◆ Problem requirements ◆
Repeat the material verbatim and drop the pictures.

(Source data)
————
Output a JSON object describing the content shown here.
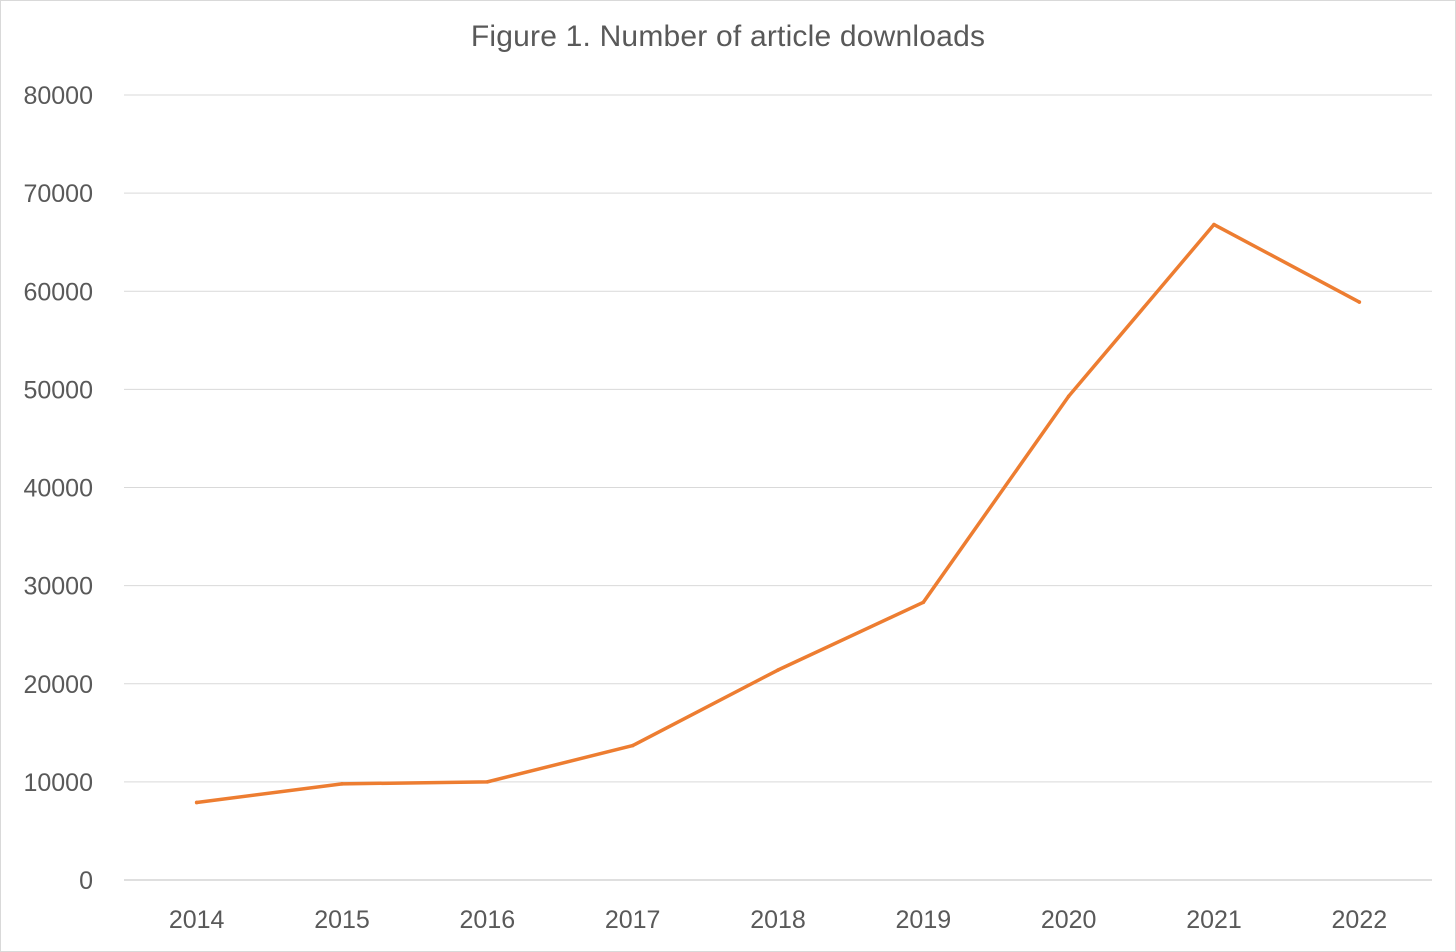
{
  "chart_data": {
    "type": "line",
    "title": "Figure 1. Number of article downloads",
    "xlabel": "",
    "ylabel": "",
    "categories": [
      "2014",
      "2015",
      "2016",
      "2017",
      "2018",
      "2019",
      "2020",
      "2021",
      "2022"
    ],
    "series": [
      {
        "values": [
          7900,
          9800,
          10000,
          13700,
          21400,
          28300,
          49300,
          66800,
          58900
        ],
        "color": "#ed7d31"
      }
    ],
    "ylim": [
      0,
      80000
    ],
    "yticks": [
      "0",
      "10000",
      "20000",
      "30000",
      "40000",
      "50000",
      "60000",
      "70000",
      "80000"
    ],
    "grid": true,
    "legend": "none",
    "gridline_color": "#d9d9d9",
    "axis_color": "#bfbfbf"
  }
}
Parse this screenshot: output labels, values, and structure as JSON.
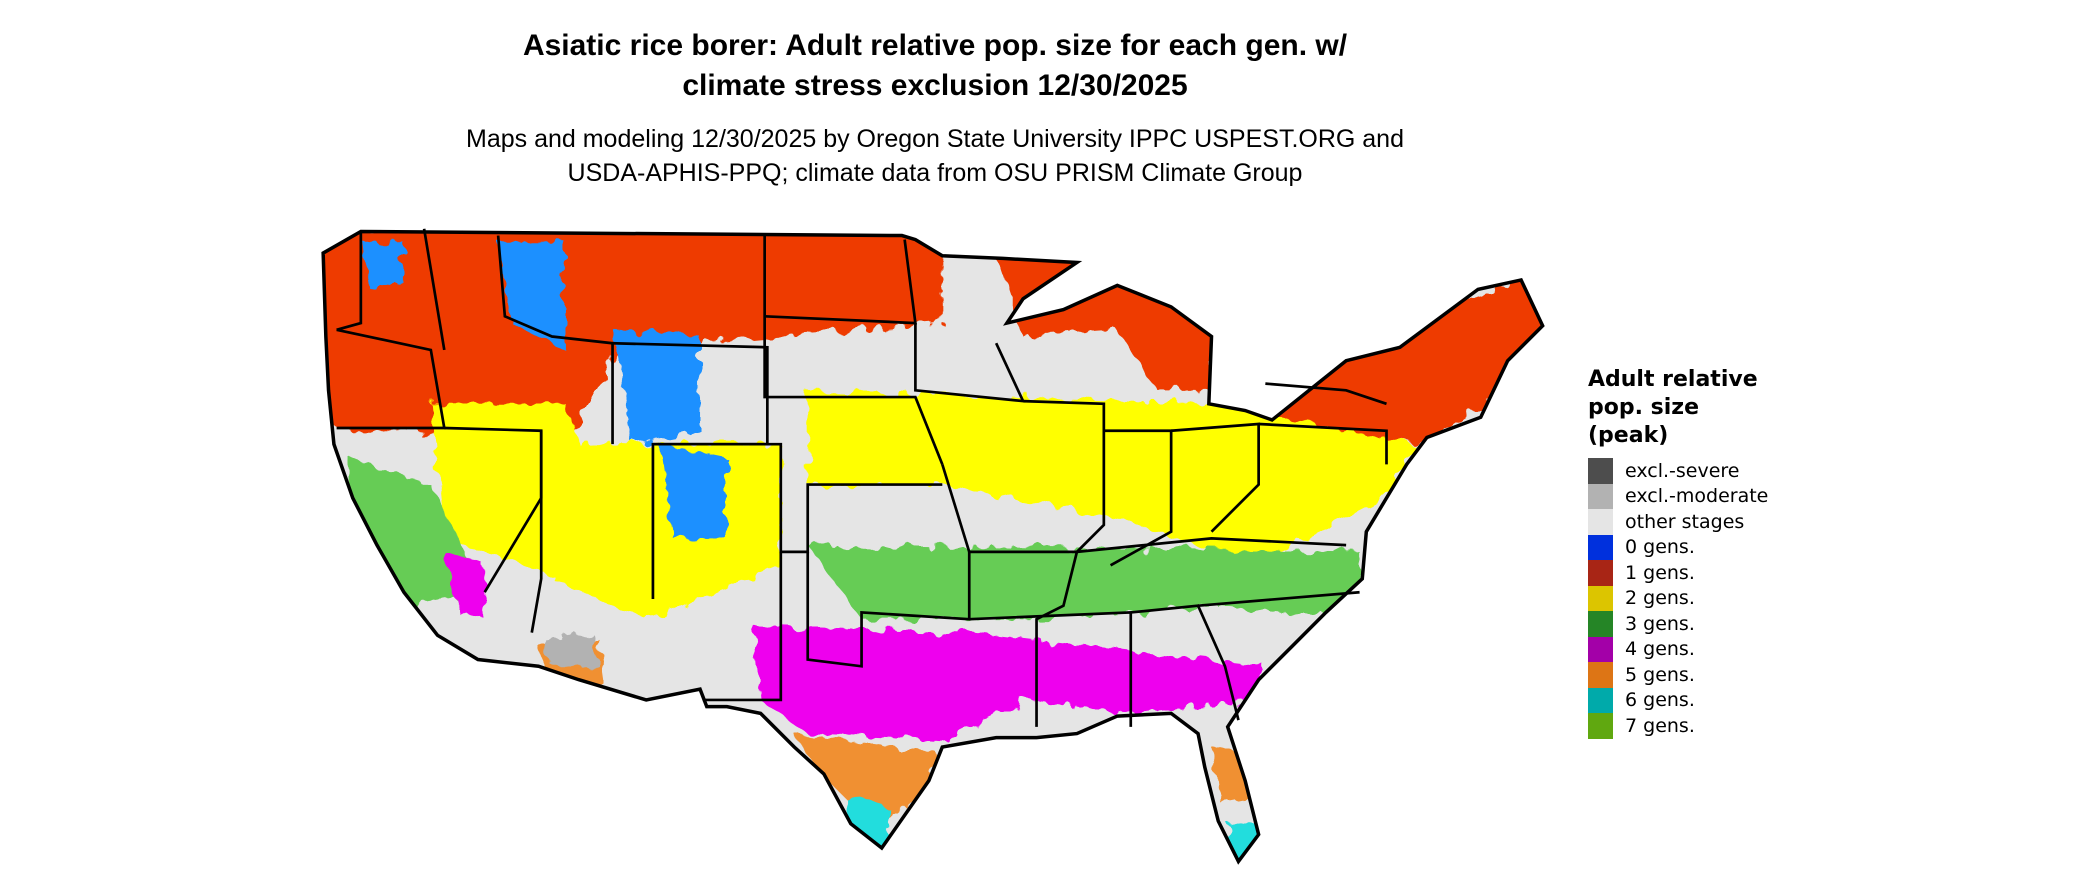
{
  "title": {
    "line1": "Asiatic rice borer: Adult relative pop. size for each gen. w/",
    "line2": "climate stress exclusion 12/30/2025"
  },
  "subtitle": {
    "line1": "Maps and modeling 12/30/2025 by Oregon State University IPPC USPEST.ORG and",
    "line2": "USDA-APHIS-PPQ; climate data from OSU PRISM Climate Group"
  },
  "legend": {
    "title_lines": [
      "Adult relative",
      "pop. size",
      "(peak)"
    ],
    "items": [
      {
        "label": "excl.-severe",
        "color": "#4d4d4d"
      },
      {
        "label": "excl.-moderate",
        "color": "#b2b2b2"
      },
      {
        "label": "other stages",
        "color": "#e5e5e5"
      },
      {
        "label": "0 gens.",
        "color": "#0030dd"
      },
      {
        "label": "1 gens.",
        "color": "#a82515"
      },
      {
        "label": "2 gens.",
        "color": "#dcc500"
      },
      {
        "label": "3 gens.",
        "color": "#258526"
      },
      {
        "label": "4 gens.",
        "color": "#a300a8"
      },
      {
        "label": "5 gens.",
        "color": "#dd7515"
      },
      {
        "label": "6 gens.",
        "color": "#00aaaa"
      },
      {
        "label": "7 gens.",
        "color": "#60a810"
      }
    ]
  },
  "map": {
    "region": "Contiguous United States",
    "background_color": "#e5e5e5",
    "border_color": "#000000"
  }
}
————
◆ Written answer ◆
Output a JSON object describing the content shown here.
{
  "chart_data": {
    "type": "line",
    "title": "Figure 1. Number of article downloads",
    "xlabel": "",
    "ylabel": "",
    "categories": [
      "2014",
      "2015",
      "2016",
      "2017",
      "2018",
      "2019",
      "2020",
      "2021",
      "2022"
    ],
    "series": [
      {
        "values": [
          7900,
          9800,
          10000,
          13700,
          21400,
          28300,
          49300,
          66800,
          58900
        ],
        "color": "#ed7d31"
      }
    ],
    "ylim": [
      0,
      80000
    ],
    "yticks": [
      "0",
      "10000",
      "20000",
      "30000",
      "40000",
      "50000",
      "60000",
      "70000",
      "80000"
    ],
    "grid": true,
    "legend": "none",
    "gridline_color": "#d9d9d9",
    "axis_color": "#bfbfbf"
  }
}
Parse this screenshot: output labels, values, and structure as JSON.
{
  "title": {
    "line1": "Asiatic rice borer: Adult relative pop. size for each gen. w/",
    "line2": "climate stress exclusion 12/30/2025"
  },
  "subtitle": {
    "line1": "Maps and modeling 12/30/2025 by Oregon State University IPPC USPEST.ORG and",
    "line2": "USDA-APHIS-PPQ; climate data from OSU PRISM Climate Group"
  },
  "legend": {
    "title_lines": [
      "Adult relative",
      "pop. size",
      "(peak)"
    ],
    "items": [
      {
        "label": "excl.-severe",
        "color": "#4d4d4d"
      },
      {
        "label": "excl.-moderate",
        "color": "#b2b2b2"
      },
      {
        "label": "other stages",
        "color": "#e5e5e5"
      },
      {
        "label": "0 gens.",
        "color": "#0030dd"
      },
      {
        "label": "1 gens.",
        "color": "#a82515"
      },
      {
        "label": "2 gens.",
        "color": "#dcc500"
      },
      {
        "label": "3 gens.",
        "color": "#258526"
      },
      {
        "label": "4 gens.",
        "color": "#a300a8"
      },
      {
        "label": "5 gens.",
        "color": "#dd7515"
      },
      {
        "label": "6 gens.",
        "color": "#00aaaa"
      },
      {
        "label": "7 gens.",
        "color": "#60a810"
      }
    ]
  },
  "map": {
    "region": "Contiguous United States",
    "background_color": "#e5e5e5",
    "border_color": "#000000"
  }
}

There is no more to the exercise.